>> START

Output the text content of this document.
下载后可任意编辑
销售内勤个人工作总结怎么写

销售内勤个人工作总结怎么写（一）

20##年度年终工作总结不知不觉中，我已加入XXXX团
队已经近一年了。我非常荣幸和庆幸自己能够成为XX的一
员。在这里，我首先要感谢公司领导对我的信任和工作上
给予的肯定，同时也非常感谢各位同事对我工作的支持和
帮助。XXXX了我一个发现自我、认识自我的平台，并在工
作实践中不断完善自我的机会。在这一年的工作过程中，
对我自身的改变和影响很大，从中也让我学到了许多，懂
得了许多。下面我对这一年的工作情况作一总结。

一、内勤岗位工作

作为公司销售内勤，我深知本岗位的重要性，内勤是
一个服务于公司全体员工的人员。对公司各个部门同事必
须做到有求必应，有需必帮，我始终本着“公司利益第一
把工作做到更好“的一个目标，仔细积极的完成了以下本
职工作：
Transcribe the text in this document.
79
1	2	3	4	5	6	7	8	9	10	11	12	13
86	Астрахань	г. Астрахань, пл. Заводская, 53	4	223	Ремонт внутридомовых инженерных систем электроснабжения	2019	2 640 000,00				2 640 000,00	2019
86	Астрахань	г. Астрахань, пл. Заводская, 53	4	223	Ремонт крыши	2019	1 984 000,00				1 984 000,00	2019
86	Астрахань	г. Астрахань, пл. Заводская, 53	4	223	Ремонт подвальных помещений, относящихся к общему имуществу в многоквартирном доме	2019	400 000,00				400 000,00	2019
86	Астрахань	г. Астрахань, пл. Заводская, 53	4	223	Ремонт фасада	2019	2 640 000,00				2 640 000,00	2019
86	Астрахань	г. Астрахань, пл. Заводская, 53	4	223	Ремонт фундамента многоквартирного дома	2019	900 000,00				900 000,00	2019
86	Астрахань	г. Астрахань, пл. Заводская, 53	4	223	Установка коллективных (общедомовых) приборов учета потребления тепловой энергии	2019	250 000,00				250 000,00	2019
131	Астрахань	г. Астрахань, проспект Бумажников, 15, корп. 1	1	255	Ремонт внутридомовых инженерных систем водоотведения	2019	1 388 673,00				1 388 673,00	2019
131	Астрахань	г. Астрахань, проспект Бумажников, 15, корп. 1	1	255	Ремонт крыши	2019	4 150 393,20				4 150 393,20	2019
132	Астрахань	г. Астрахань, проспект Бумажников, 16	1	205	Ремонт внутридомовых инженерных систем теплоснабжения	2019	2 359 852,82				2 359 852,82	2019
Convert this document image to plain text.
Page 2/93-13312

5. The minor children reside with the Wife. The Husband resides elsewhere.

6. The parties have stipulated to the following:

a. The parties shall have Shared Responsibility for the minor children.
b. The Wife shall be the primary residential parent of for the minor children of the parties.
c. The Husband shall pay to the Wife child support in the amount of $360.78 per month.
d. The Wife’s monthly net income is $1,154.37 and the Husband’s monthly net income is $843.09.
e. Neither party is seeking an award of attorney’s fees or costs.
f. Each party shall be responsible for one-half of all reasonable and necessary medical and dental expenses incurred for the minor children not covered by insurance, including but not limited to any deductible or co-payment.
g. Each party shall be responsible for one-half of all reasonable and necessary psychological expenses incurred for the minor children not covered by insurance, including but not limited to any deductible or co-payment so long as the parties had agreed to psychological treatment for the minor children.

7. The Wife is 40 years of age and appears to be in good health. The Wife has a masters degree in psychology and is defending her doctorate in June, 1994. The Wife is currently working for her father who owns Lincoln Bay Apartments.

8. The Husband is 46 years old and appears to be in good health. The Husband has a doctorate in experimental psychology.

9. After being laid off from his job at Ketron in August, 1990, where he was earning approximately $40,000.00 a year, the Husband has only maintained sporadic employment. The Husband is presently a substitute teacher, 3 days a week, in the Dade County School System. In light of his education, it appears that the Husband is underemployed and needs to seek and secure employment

>> END

→ TASK GOAL
Reproduce the material above without altering a single character.

→ RESULT
Output the text content of this document.
下载后可任意编辑
销售内勤个人工作总结怎么写

销售内勤个人工作总结怎么写（一）

20##年度年终工作总结不知不觉中，我已加入XXXX团
队已经近一年了。我非常荣幸和庆幸自己能够成为XX的一
员。在这里，我首先要感谢公司领导对我的信任和工作上
给予的肯定，同时也非常感谢各位同事对我工作的支持和
帮助。XXXX了我一个发现自我、认识自我的平台，并在工
作实践中不断完善自我的机会。在这一年的工作过程中，
对我自身的改变和影响很大，从中也让我学到了许多，懂
得了许多。下面我对这一年的工作情况作一总结。

一、内勤岗位工作

作为公司销售内勤，我深知本岗位的重要性，内勤是
一个服务于公司全体员工的人员。对公司各个部门同事必
须做到有求必应，有需必帮，我始终本着“公司利益第一
把工作做到更好“的一个目标，仔细积极的完成了以下本
职工作：
Transcribe the text in this document.
79
1	2	3	4	5	6	7	8	9	10	11	12	13
86	Астрахань	г. Астрахань, пл. Заводская, 53	4	223	Ремонт внутридомовых инженерных систем электроснабжения	2019	2 640 000,00				2 640 000,00	2019
86	Астрахань	г. Астрахань, пл. Заводская, 53	4	223	Ремонт крыши	2019	1 984 000,00				1 984 000,00	2019
86	Астрахань	г. Астрахань, пл. Заводская, 53	4	223	Ремонт подвальных помещений, относящихся к общему имуществу в многоквартирном доме	2019	400 000,00				400 000,00	2019
86	Астрахань	г. Астрахань, пл. Заводская, 53	4	223	Ремонт фасада	2019	2 640 000,00				2 640 000,00	2019
86	Астрахань	г. Астрахань, пл. Заводская, 53	4	223	Ремонт фундамента многоквартирного дома	2019	900 000,00				900 000,00	2019
86	Астрахань	г. Астрахань, пл. Заводская, 53	4	223	Установка коллективных (общедомовых) приборов учета потребления тепловой энергии	2019	250 000,00				250 000,00	2019
131	Астрахань	г. Астрахань, проспект Бумажников, 15, корп. 1	1	255	Ремонт внутридомовых инженерных систем водоотведения	2019	1 388 673,00				1 388 673,00	2019
131	Астрахань	г. Астрахань, проспект Бумажников, 15, корп. 1	1	255	Ремонт крыши	2019	4 150 393,20				4 150 393,20	2019
132	Астрахань	г. Астрахань, проспект Бумажников, 16	1	205	Ремонт внутридомовых инженерных систем теплоснабжения	2019	2 359 852,82				2 359 852,82	2019
Convert this document image to plain text.
Page 2/93-13312

5. The minor children reside with the Wife. The Husband resides elsewhere.

6. The parties have stipulated to the following:

a. The parties shall have Shared Responsibility for the minor children.
b. The Wife shall be the primary residential parent of for the minor children of the parties.
c. The Husband shall pay to the Wife child support in the amount of $360.78 per month.
d. The Wife’s monthly net income is $1,154.37 and the Husband’s monthly net income is $843.09.
e. Neither party is seeking an award of attorney’s fees or costs.
f. Each party shall be responsible for one-half of all reasonable and necessary medical and dental expenses incurred for the minor children not covered by insurance, including but not limited to any deductible or co-payment.
g. Each party shall be responsible for one-half of all reasonable and necessary psychological expenses incurred for the minor children not covered by insurance, including but not limited to any deductible or co-payment so long as the parties had agreed to psychological treatment for the minor children.

7. The Wife is 40 years of age and appears to be in good health. The Wife has a masters degree in psychology and is defending her doctorate in June, 1994. The Wife is currently working for her father who owns Lincoln Bay Apartments.

8. The Husband is 46 years old and appears to be in good health. The Husband has a doctorate in experimental psychology.

9. After being laid off from his job at Ketron in August, 1990, where he was earning approximately $40,000.00 a year, the Husband has only maintained sporadic employment. The Husband is presently a substitute teacher, 3 days a week, in the Dade County School System. In light of his education, it appears that the Husband is underemployed and needs to seek and secure employment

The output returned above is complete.